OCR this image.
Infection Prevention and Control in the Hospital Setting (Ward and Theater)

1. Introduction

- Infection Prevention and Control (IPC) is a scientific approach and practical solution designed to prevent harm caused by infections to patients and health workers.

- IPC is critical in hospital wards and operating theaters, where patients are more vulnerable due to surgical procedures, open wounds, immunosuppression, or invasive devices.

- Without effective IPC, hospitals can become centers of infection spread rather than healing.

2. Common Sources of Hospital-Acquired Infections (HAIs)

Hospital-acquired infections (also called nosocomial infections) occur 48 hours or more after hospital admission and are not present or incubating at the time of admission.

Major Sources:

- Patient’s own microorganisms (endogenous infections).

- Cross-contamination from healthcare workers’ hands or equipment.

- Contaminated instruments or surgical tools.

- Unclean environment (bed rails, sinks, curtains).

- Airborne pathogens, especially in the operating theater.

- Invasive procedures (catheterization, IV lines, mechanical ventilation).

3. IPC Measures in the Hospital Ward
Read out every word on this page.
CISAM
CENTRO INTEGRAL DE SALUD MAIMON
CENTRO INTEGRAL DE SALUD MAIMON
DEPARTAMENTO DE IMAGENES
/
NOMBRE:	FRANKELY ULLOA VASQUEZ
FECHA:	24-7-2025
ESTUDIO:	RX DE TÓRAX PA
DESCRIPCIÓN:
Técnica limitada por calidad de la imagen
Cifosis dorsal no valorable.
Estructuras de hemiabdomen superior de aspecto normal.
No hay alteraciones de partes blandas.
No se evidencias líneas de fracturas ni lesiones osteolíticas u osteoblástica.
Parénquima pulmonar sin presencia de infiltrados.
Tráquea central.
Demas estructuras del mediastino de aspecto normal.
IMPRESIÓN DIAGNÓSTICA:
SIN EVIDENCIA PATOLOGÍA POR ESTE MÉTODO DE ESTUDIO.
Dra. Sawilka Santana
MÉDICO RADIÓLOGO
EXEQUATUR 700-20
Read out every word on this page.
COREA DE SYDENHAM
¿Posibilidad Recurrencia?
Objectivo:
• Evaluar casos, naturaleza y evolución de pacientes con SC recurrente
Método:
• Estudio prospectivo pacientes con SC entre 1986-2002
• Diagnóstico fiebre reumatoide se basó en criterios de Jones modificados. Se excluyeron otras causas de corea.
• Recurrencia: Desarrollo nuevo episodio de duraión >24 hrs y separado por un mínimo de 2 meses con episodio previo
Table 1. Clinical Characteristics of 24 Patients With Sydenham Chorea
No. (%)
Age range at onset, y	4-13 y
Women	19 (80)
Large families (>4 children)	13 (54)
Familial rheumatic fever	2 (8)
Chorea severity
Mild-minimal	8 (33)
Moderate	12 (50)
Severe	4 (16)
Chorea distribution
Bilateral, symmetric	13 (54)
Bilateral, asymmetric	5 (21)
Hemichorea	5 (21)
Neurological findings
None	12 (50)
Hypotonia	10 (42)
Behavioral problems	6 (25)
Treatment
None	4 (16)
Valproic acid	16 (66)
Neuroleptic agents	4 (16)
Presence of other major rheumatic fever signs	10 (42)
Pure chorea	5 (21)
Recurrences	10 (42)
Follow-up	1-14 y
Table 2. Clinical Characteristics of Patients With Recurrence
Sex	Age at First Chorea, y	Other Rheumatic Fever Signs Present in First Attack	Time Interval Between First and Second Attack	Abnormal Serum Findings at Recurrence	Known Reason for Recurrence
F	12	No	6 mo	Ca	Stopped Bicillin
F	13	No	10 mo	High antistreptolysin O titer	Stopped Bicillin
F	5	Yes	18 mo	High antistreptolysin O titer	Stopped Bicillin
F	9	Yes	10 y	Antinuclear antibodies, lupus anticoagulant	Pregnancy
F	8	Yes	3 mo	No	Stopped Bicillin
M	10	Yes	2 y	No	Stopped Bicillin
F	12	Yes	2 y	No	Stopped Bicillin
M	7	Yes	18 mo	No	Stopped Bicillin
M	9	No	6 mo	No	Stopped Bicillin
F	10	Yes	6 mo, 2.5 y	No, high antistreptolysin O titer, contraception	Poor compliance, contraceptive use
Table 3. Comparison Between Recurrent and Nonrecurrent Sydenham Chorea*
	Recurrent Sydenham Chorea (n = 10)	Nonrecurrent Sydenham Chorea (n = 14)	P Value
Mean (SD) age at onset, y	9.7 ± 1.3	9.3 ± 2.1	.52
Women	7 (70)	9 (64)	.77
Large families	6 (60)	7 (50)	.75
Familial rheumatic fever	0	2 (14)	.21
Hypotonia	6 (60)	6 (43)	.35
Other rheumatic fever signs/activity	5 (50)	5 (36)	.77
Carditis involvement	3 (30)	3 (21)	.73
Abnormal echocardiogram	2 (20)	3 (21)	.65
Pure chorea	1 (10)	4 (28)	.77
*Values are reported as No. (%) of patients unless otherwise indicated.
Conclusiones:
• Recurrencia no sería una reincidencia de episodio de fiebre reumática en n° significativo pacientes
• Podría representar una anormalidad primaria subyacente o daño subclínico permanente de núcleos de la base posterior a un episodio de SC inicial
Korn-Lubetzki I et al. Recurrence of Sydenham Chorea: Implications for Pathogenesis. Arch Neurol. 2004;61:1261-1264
※ ※ ※
#### [TASK TO COMPLETE]
Write the data from above out again, exactly.

#### [OUTPUT FOR THIS TASK]
OCR this image.
Infection Prevention and Control in the Hospital Setting (Ward and Theater)

1. Introduction

- Infection Prevention and Control (IPC) is a scientific approach and practical solution designed to prevent harm caused by infections to patients and health workers.

- IPC is critical in hospital wards and operating theaters, where patients are more vulnerable due to surgical procedures, open wounds, immunosuppression, or invasive devices.

- Without effective IPC, hospitals can become centers of infection spread rather than healing.

2. Common Sources of Hospital-Acquired Infections (HAIs)

Hospital-acquired infections (also called nosocomial infections) occur 48 hours or more after hospital admission and are not present or incubating at the time of admission.

Major Sources:

- Patient’s own microorganisms (endogenous infections).

- Cross-contamination from healthcare workers’ hands or equipment.

- Contaminated instruments or surgical tools.

- Unclean environment (bed rails, sinks, curtains).

- Airborne pathogens, especially in the operating theater.

- Invasive procedures (catheterization, IV lines, mechanical ventilation).

3. IPC Measures in the Hospital Ward
Read out every word on this page.
CISAM
CENTRO INTEGRAL DE SALUD MAIMON
CENTRO INTEGRAL DE SALUD MAIMON
DEPARTAMENTO DE IMAGENES
/
NOMBRE:	FRANKELY ULLOA VASQUEZ
FECHA:	24-7-2025
ESTUDIO:	RX DE TÓRAX PA
DESCRIPCIÓN:
Técnica limitada por calidad de la imagen
Cifosis dorsal no valorable.
Estructuras de hemiabdomen superior de aspecto normal.
No hay alteraciones de partes blandas.
No se evidencias líneas de fracturas ni lesiones osteolíticas u osteoblástica.
Parénquima pulmonar sin presencia de infiltrados.
Tráquea central.
Demas estructuras del mediastino de aspecto normal.
IMPRESIÓN DIAGNÓSTICA:
SIN EVIDENCIA PATOLOGÍA POR ESTE MÉTODO DE ESTUDIO.
Dra. Sawilka Santana
MÉDICO RADIÓLOGO
EXEQUATUR 700-20
Read out every word on this page.
COREA DE SYDENHAM
¿Posibilidad Recurrencia?
Objectivo:
• Evaluar casos, naturaleza y evolución de pacientes con SC recurrente
Método:
• Estudio prospectivo pacientes con SC entre 1986-2002
• Diagnóstico fiebre reumatoide se basó en criterios de Jones modificados. Se excluyeron otras causas de corea.
• Recurrencia: Desarrollo nuevo episodio de duraión >24 hrs y separado por un mínimo de 2 meses con episodio previo
Table 1. Clinical Characteristics of 24 Patients With Sydenham Chorea
No. (%)
Age range at onset, y	4-13 y
Women	19 (80)
Large families (>4 children)	13 (54)
Familial rheumatic fever	2 (8)
Chorea severity
Mild-minimal	8 (33)
Moderate	12 (50)
Severe	4 (16)
Chorea distribution
Bilateral, symmetric	13 (54)
Bilateral, asymmetric	5 (21)
Hemichorea	5 (21)
Neurological findings
None	12 (50)
Hypotonia	10 (42)
Behavioral problems	6 (25)
Treatment
None	4 (16)
Valproic acid	16 (66)
Neuroleptic agents	4 (16)
Presence of other major rheumatic fever signs	10 (42)
Pure chorea	5 (21)
Recurrences	10 (42)
Follow-up	1-14 y
Table 2. Clinical Characteristics of Patients With Recurrence
Sex	Age at First Chorea, y	Other Rheumatic Fever Signs Present in First Attack	Time Interval Between First and Second Attack	Abnormal Serum Findings at Recurrence	Known Reason for Recurrence
F	12	No	6 mo	Ca	Stopped Bicillin
F	13	No	10 mo	High antistreptolysin O titer	Stopped Bicillin
F	5	Yes	18 mo	High antistreptolysin O titer	Stopped Bicillin
F	9	Yes	10 y	Antinuclear antibodies, lupus anticoagulant	Pregnancy
F	8	Yes	3 mo	No	Stopped Bicillin
M	10	Yes	2 y	No	Stopped Bicillin
F	12	Yes	2 y	No	Stopped Bicillin
M	7	Yes	18 mo	No	Stopped Bicillin
M	9	No	6 mo	No	Stopped Bicillin
F	10	Yes	6 mo, 2.5 y	No, high antistreptolysin O titer, contraception	Poor compliance, contraceptive use
Table 3. Comparison Between Recurrent and Nonrecurrent Sydenham Chorea*
	Recurrent Sydenham Chorea (n = 10)	Nonrecurrent Sydenham Chorea (n = 14)	P Value
Mean (SD) age at onset, y	9.7 ± 1.3	9.3 ± 2.1	.52
Women	7 (70)	9 (64)	.77
Large families	6 (60)	7 (50)	.75
Familial rheumatic fever	0	2 (14)	.21
Hypotonia	6 (60)	6 (43)	.35
Other rheumatic fever signs/activity	5 (50)	5 (36)	.77
Carditis involvement	3 (30)	3 (21)	.73
Abnormal echocardiogram	2 (20)	3 (21)	.65
Pure chorea	1 (10)	4 (28)	.77
*Values are reported as No. (%) of patients unless otherwise indicated.
Conclusiones:
• Recurrencia no sería una reincidencia de episodio de fiebre reumática en n° significativo pacientes
• Podría representar una anormalidad primaria subyacente o daño subclínico permanente de núcleos de la base posterior a un episodio de SC inicial
Korn-Lubetzki I et al. Recurrence of Sydenham Chorea: Implications for Pathogenesis. Arch Neurol. 2004;61:1261-1264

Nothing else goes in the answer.